▶ _Figure collection entries_:
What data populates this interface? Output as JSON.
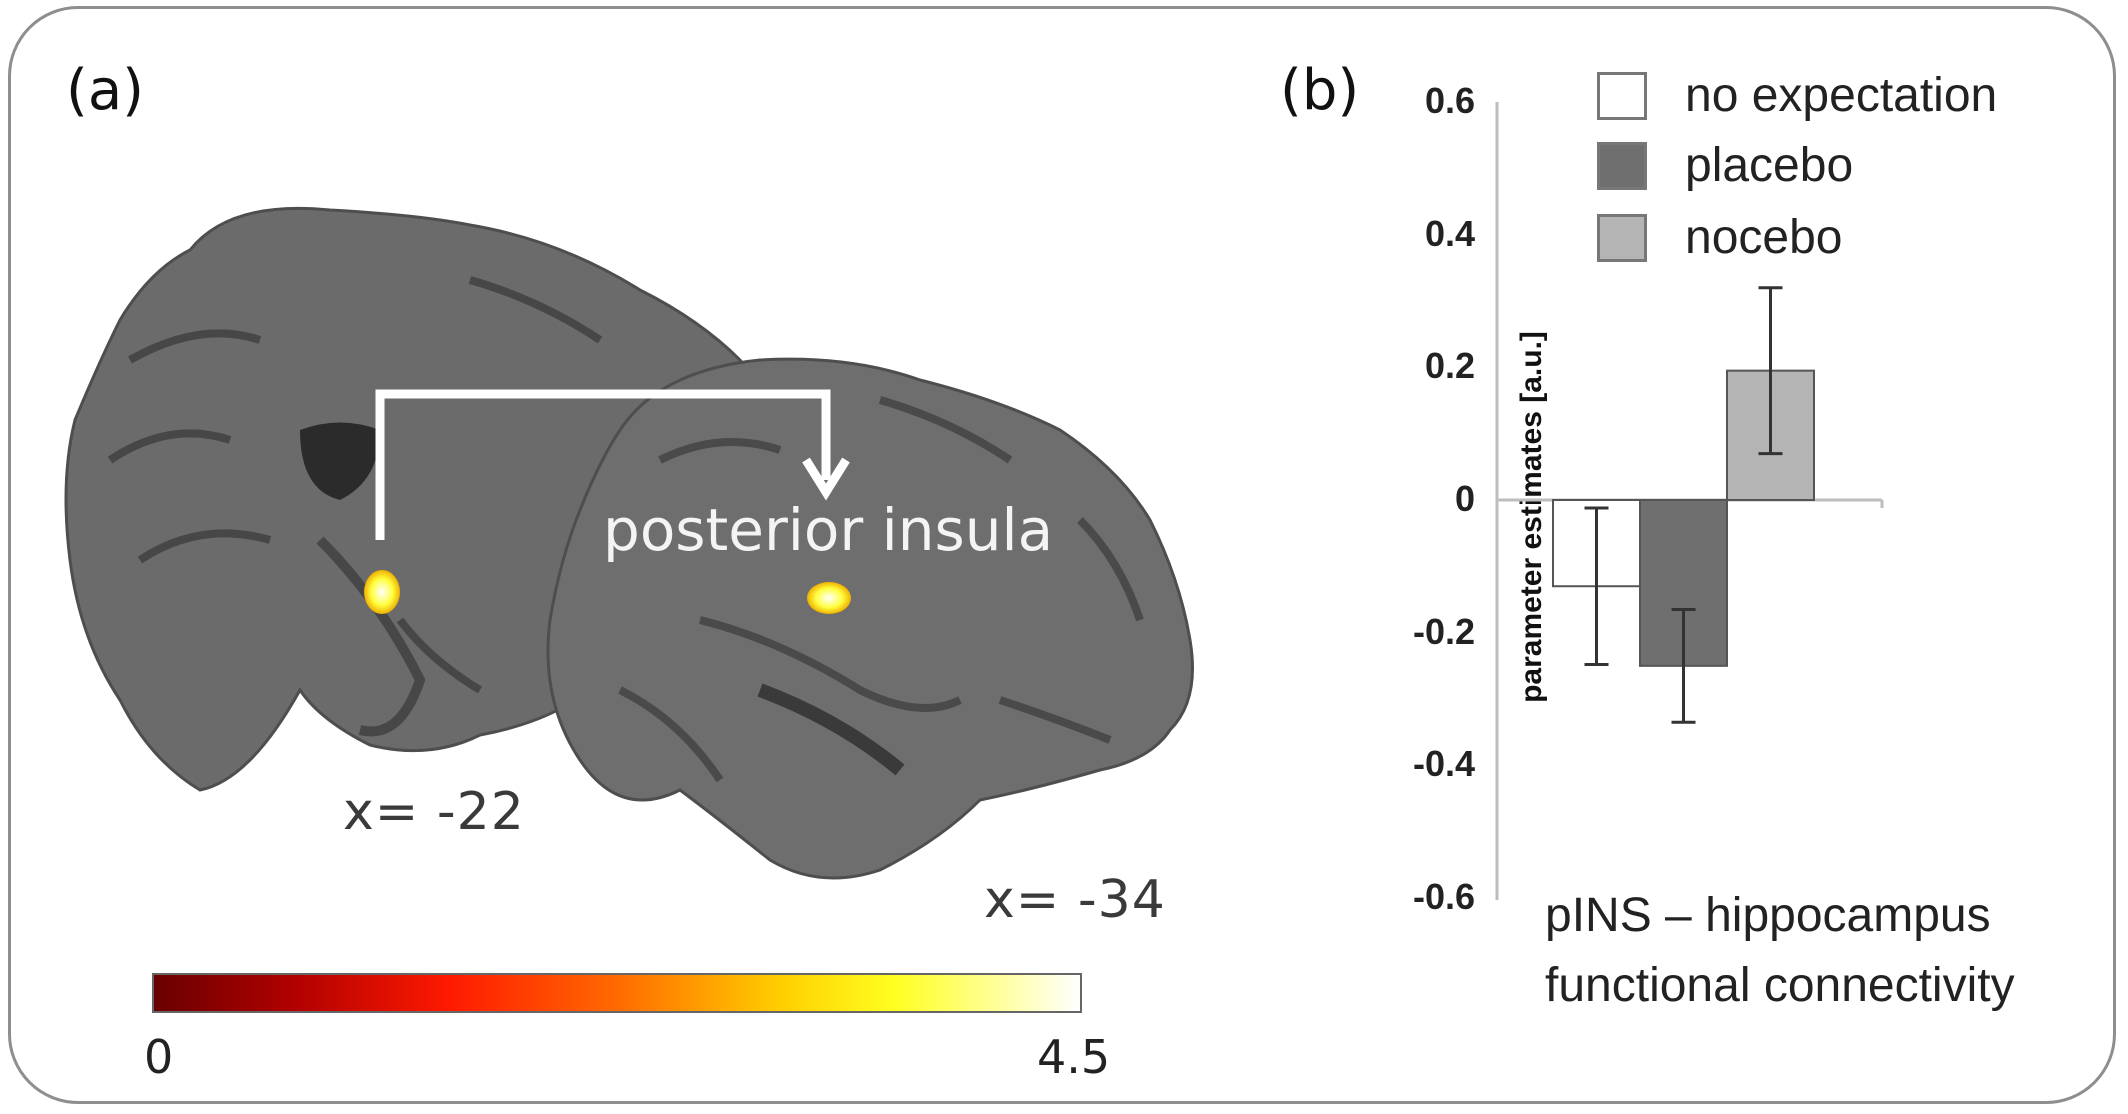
{
  "panel_a": {
    "label": "(a)",
    "region_label": "posterior insula",
    "slice_labels": [
      "x= -22",
      "x= -34"
    ],
    "colorbar": {
      "min": "0",
      "max": "4.5"
    }
  },
  "panel_b": {
    "label": "(b)",
    "caption_lines": [
      "pINS – hippocampus",
      "functional connectivity"
    ]
  },
  "chart_data": {
    "type": "bar",
    "categories": [
      "no expectation",
      "placebo",
      "nocebo"
    ],
    "values": [
      -0.13,
      -0.25,
      0.195
    ],
    "errors": [
      0.118,
      0.085,
      0.125
    ],
    "colors": [
      "#ffffff",
      "#6f6f6f",
      "#b4b4b4"
    ],
    "ylabel": "parameter estimates [a.u.]",
    "ylim": [
      -0.6,
      0.6
    ],
    "yticks": [
      "0.6",
      "0.4",
      "0.2",
      "0",
      "-0.2",
      "-0.4",
      "-0.6"
    ],
    "ytick_values": [
      0.6,
      0.4,
      0.2,
      0,
      -0.2,
      -0.4,
      -0.6
    ],
    "legend": [
      "no expectation",
      "placebo",
      "nocebo"
    ],
    "legend_position": "top-right"
  }
}
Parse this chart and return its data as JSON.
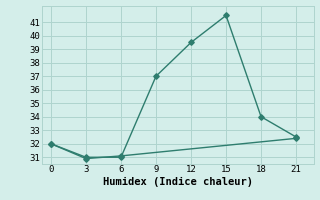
{
  "xlabel": "Humidex (Indice chaleur)",
  "line1_x": [
    0,
    3,
    6,
    9,
    12,
    15,
    18,
    21
  ],
  "line1_y": [
    32,
    31,
    31,
    37,
    39.5,
    41.5,
    34,
    32.5
  ],
  "line2_x": [
    0,
    3,
    6,
    21
  ],
  "line2_y": [
    32,
    30.9,
    31.1,
    32.4
  ],
  "line_color": "#2e7d6e",
  "bg_color": "#d4eeea",
  "grid_color": "#aed4ce",
  "xlim": [
    -0.8,
    22.5
  ],
  "ylim": [
    30.5,
    42.2
  ],
  "xticks": [
    0,
    3,
    6,
    9,
    12,
    15,
    18,
    21
  ],
  "yticks": [
    31,
    32,
    33,
    34,
    35,
    36,
    37,
    38,
    39,
    40,
    41
  ],
  "marker": "D",
  "markersize": 2.8,
  "linewidth": 1.0,
  "xlabel_fontsize": 7.5,
  "tick_fontsize": 6.5
}
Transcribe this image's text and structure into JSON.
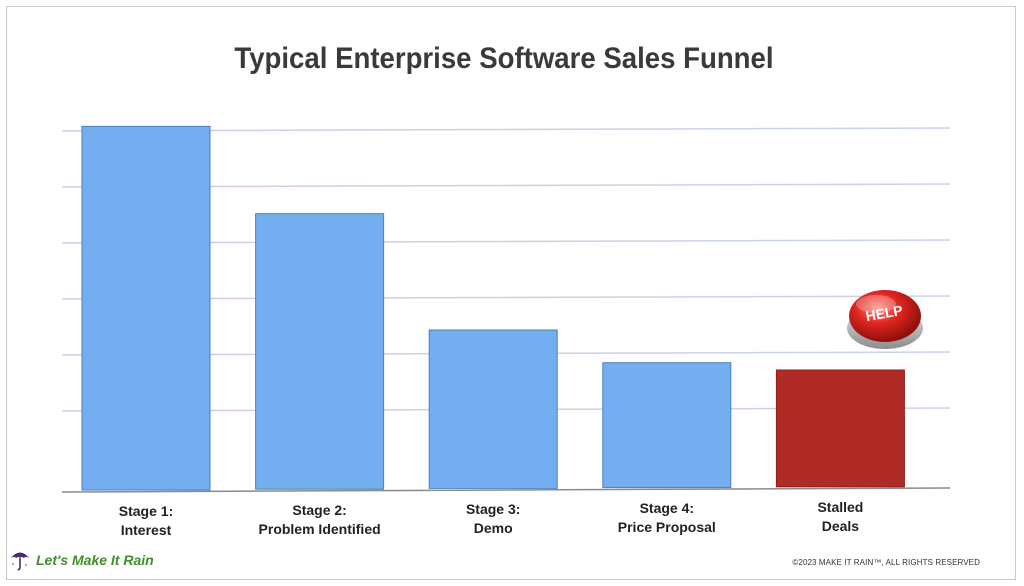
{
  "chart_data": {
    "type": "bar",
    "title": "Typical Enterprise Software Sales Funnel",
    "xlabel": "",
    "ylabel": "",
    "categories": [
      [
        "Stage 1:",
        "Interest"
      ],
      [
        "Stage 2:",
        "Problem Identified"
      ],
      [
        "Stage 3:",
        "Demo"
      ],
      [
        "Stage 4:",
        "Price Proposal"
      ],
      [
        "Stalled",
        "Deals"
      ]
    ],
    "values": [
      100,
      76,
      44,
      35,
      33
    ],
    "ylim": [
      0,
      110
    ],
    "y_ticks_count": 6,
    "grid": true,
    "legend": "none",
    "colors": [
      "#74aef0",
      "#74aef0",
      "#74aef0",
      "#74aef0",
      "#b02a26"
    ],
    "bar_edge_color": "#4a7fc4"
  },
  "help_button": {
    "label": "HELP",
    "icon": "help-button-icon"
  },
  "footer": {
    "brand": "Let's Make It Rain",
    "brand_icon": "umbrella-icon",
    "copyright": "©2023 MAKE IT RAIN™, ALL RIGHTS RESERVED"
  }
}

▶ _Goal_: Without the pictures, transcribe the listing above exactly.

▶ _Exercise response_:
What data populates this interface? Output as JSON.
{
  "panel_a": {
    "label": "(a)",
    "region_label": "posterior insula",
    "slice_labels": [
      "x= -22",
      "x= -34"
    ],
    "colorbar": {
      "min": "0",
      "max": "4.5"
    }
  },
  "panel_b": {
    "label": "(b)",
    "caption_lines": [
      "pINS – hippocampus",
      "functional connectivity"
    ]
  },
  "chart_data": {
    "type": "bar",
    "categories": [
      "no expectation",
      "placebo",
      "nocebo"
    ],
    "values": [
      -0.13,
      -0.25,
      0.195
    ],
    "errors": [
      0.118,
      0.085,
      0.125
    ],
    "colors": [
      "#ffffff",
      "#6f6f6f",
      "#b4b4b4"
    ],
    "ylabel": "parameter estimates [a.u.]",
    "ylim": [
      -0.6,
      0.6
    ],
    "yticks": [
      "0.6",
      "0.4",
      "0.2",
      "0",
      "-0.2",
      "-0.4",
      "-0.6"
    ],
    "ytick_values": [
      0.6,
      0.4,
      0.2,
      0,
      -0.2,
      -0.4,
      -0.6
    ],
    "legend": [
      "no expectation",
      "placebo",
      "nocebo"
    ],
    "legend_position": "top-right"
  }
}
Parse this chart and return its data as JSON.
{
  "xlabel": "Humidex (Indice chaleur)",
  "line1_x": [
    0,
    3,
    6,
    9,
    12,
    15,
    18,
    21
  ],
  "line1_y": [
    32,
    31,
    31,
    37,
    39.5,
    41.5,
    34,
    32.5
  ],
  "line2_x": [
    0,
    3,
    6,
    21
  ],
  "line2_y": [
    32,
    30.9,
    31.1,
    32.4
  ],
  "line_color": "#2e7d6e",
  "bg_color": "#d4eeea",
  "grid_color": "#aed4ce",
  "xlim": [
    -0.8,
    22.5
  ],
  "ylim": [
    30.5,
    42.2
  ],
  "xticks": [
    0,
    3,
    6,
    9,
    12,
    15,
    18,
    21
  ],
  "yticks": [
    31,
    32,
    33,
    34,
    35,
    36,
    37,
    38,
    39,
    40,
    41
  ],
  "marker": "D",
  "markersize": 2.8,
  "linewidth": 1.0,
  "xlabel_fontsize": 7.5,
  "tick_fontsize": 6.5
}
Transcribe this image's text and structure into JSON.
{
  "chart_data": {
    "type": "bar",
    "title": "Typical Enterprise Software Sales Funnel",
    "xlabel": "",
    "ylabel": "",
    "categories": [
      [
        "Stage 1:",
        "Interest"
      ],
      [
        "Stage 2:",
        "Problem Identified"
      ],
      [
        "Stage 3:",
        "Demo"
      ],
      [
        "Stage 4:",
        "Price Proposal"
      ],
      [
        "Stalled",
        "Deals"
      ]
    ],
    "values": [
      100,
      76,
      44,
      35,
      33
    ],
    "ylim": [
      0,
      110
    ],
    "y_ticks_count": 6,
    "grid": true,
    "legend": "none",
    "colors": [
      "#74aef0",
      "#74aef0",
      "#74aef0",
      "#74aef0",
      "#b02a26"
    ],
    "bar_edge_color": "#4a7fc4"
  },
  "help_button": {
    "label": "HELP",
    "icon": "help-button-icon"
  },
  "footer": {
    "brand": "Let's Make It Rain",
    "brand_icon": "umbrella-icon",
    "copyright": "©2023 MAKE IT RAIN™, ALL RIGHTS RESERVED"
  }
}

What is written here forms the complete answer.